:: REQUIRED WORK ::
From the listing, collect all lines containing the word "part".

:: SUPPLIED RECORDS ::
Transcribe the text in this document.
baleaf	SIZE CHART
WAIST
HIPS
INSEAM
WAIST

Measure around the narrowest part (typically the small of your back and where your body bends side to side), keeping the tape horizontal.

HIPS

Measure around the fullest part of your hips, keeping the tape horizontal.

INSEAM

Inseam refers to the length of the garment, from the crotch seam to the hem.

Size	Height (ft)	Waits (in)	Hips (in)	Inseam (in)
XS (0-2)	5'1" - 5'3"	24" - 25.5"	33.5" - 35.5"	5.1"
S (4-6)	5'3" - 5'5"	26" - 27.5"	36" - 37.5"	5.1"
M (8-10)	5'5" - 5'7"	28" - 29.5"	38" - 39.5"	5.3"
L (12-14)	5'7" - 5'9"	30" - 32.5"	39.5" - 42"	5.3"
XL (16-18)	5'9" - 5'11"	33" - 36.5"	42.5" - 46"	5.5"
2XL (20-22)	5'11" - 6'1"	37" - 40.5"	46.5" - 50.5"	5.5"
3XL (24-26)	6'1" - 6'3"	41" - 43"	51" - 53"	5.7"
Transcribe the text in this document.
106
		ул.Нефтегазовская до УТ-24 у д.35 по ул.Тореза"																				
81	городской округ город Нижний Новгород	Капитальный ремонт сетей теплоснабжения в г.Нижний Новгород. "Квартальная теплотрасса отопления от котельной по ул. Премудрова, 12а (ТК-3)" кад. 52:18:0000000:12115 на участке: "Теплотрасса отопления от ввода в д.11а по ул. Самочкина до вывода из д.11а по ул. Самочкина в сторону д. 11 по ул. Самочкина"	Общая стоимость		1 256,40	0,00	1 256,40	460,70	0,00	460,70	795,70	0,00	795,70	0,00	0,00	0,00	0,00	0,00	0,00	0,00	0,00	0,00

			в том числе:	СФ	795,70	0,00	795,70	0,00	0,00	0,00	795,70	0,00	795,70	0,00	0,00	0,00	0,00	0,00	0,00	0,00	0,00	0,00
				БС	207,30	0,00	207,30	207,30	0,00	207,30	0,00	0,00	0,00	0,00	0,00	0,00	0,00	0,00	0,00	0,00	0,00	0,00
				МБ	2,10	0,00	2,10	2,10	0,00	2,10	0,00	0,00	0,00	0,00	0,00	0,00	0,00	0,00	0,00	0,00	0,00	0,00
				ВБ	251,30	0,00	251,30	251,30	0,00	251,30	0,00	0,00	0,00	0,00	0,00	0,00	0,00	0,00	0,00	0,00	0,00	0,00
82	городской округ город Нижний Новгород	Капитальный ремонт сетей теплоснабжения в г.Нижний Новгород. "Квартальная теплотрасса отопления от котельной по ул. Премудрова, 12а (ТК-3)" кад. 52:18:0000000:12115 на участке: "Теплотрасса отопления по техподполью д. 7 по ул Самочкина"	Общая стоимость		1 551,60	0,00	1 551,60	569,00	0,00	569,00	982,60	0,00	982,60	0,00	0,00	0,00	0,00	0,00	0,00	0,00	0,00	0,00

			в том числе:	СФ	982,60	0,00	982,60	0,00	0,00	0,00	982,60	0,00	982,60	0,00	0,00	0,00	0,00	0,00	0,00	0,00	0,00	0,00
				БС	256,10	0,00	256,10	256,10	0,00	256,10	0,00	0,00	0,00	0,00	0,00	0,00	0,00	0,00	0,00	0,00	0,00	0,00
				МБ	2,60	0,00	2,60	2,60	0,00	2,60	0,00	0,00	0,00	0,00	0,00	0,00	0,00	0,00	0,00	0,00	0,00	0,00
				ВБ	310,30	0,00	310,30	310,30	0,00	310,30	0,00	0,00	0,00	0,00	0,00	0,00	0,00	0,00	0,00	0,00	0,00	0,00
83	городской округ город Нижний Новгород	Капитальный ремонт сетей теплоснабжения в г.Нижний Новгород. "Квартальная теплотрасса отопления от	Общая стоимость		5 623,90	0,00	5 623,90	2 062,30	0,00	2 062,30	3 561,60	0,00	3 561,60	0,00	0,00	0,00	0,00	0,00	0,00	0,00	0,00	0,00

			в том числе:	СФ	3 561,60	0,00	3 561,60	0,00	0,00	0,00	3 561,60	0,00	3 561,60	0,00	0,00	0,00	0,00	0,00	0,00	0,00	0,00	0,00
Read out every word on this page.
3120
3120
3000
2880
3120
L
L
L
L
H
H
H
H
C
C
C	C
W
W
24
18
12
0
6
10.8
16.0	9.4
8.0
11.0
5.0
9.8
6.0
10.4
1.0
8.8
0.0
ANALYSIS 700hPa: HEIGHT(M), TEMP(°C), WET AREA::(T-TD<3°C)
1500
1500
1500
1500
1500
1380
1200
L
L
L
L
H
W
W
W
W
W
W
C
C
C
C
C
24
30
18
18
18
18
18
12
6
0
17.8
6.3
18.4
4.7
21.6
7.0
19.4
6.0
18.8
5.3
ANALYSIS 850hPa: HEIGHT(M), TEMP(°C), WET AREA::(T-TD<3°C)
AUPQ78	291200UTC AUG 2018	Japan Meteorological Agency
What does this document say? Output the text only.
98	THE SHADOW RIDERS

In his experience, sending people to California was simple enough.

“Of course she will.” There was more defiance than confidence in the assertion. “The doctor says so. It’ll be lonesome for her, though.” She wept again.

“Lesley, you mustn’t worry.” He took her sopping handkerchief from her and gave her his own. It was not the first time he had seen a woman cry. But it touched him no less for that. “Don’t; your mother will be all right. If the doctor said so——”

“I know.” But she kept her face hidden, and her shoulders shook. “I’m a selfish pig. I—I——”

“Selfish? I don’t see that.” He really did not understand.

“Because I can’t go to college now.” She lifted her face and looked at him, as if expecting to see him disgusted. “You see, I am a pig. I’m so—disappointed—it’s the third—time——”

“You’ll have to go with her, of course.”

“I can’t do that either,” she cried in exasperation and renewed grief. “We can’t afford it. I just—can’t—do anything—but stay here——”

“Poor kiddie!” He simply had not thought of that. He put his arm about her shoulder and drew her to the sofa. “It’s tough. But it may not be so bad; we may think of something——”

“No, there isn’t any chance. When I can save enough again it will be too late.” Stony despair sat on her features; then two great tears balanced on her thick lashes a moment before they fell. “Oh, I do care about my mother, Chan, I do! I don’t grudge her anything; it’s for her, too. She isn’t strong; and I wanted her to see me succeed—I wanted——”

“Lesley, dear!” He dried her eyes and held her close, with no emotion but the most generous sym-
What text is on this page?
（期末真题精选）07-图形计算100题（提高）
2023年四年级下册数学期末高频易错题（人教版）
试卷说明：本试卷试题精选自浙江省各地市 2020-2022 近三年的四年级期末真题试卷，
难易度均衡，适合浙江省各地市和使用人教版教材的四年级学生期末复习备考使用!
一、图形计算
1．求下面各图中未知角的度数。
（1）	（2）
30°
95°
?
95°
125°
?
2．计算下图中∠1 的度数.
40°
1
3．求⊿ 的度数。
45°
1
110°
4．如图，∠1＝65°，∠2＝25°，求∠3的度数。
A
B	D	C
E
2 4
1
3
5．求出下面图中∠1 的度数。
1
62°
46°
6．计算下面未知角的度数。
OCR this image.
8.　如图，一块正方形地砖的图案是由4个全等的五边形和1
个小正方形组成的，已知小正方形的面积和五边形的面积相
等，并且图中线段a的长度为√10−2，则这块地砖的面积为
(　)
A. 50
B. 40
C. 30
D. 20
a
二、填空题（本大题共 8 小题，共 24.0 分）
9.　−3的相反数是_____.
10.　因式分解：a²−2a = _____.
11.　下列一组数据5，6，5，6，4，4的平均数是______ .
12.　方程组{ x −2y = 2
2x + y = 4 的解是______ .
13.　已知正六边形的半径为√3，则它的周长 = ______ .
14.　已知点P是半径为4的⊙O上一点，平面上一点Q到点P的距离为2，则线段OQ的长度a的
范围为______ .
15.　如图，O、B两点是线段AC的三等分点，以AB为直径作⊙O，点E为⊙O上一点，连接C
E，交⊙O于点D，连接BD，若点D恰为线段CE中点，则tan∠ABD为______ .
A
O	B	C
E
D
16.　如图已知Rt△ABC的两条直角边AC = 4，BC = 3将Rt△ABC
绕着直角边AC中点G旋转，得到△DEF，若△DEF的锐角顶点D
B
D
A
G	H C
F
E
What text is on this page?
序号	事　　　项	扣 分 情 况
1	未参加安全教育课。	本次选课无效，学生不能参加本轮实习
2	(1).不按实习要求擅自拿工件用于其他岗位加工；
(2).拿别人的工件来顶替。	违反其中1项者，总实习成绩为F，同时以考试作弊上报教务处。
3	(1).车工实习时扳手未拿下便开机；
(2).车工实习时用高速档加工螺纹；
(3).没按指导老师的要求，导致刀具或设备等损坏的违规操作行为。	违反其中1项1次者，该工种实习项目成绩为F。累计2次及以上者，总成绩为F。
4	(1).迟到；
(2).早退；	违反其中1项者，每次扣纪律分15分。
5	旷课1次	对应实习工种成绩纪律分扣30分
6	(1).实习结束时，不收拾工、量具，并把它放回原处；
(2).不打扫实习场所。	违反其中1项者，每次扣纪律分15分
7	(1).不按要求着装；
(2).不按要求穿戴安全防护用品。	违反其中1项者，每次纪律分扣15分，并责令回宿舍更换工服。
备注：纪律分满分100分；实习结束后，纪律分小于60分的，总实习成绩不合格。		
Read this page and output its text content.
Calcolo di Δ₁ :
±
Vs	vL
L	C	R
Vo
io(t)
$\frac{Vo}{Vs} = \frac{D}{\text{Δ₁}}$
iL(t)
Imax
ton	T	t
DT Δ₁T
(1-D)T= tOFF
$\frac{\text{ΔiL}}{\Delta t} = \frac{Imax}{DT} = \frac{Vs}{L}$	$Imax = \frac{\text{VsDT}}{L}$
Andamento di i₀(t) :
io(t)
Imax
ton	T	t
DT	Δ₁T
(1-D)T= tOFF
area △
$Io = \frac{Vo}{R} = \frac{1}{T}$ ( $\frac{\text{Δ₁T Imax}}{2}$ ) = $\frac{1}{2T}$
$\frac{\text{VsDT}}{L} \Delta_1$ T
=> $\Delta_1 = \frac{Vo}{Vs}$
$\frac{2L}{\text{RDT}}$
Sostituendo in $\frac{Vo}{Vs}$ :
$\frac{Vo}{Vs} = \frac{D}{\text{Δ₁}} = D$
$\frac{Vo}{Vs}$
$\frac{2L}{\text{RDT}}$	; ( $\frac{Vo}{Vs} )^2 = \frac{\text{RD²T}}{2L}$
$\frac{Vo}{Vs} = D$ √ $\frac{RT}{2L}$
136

:: RESPONSE ::
Measure around the narrowest part (typically the small of your back and where your body bends side to side), keeping the tape horizontal.
Measure around the fullest part of your hips, keeping the tape horizontal.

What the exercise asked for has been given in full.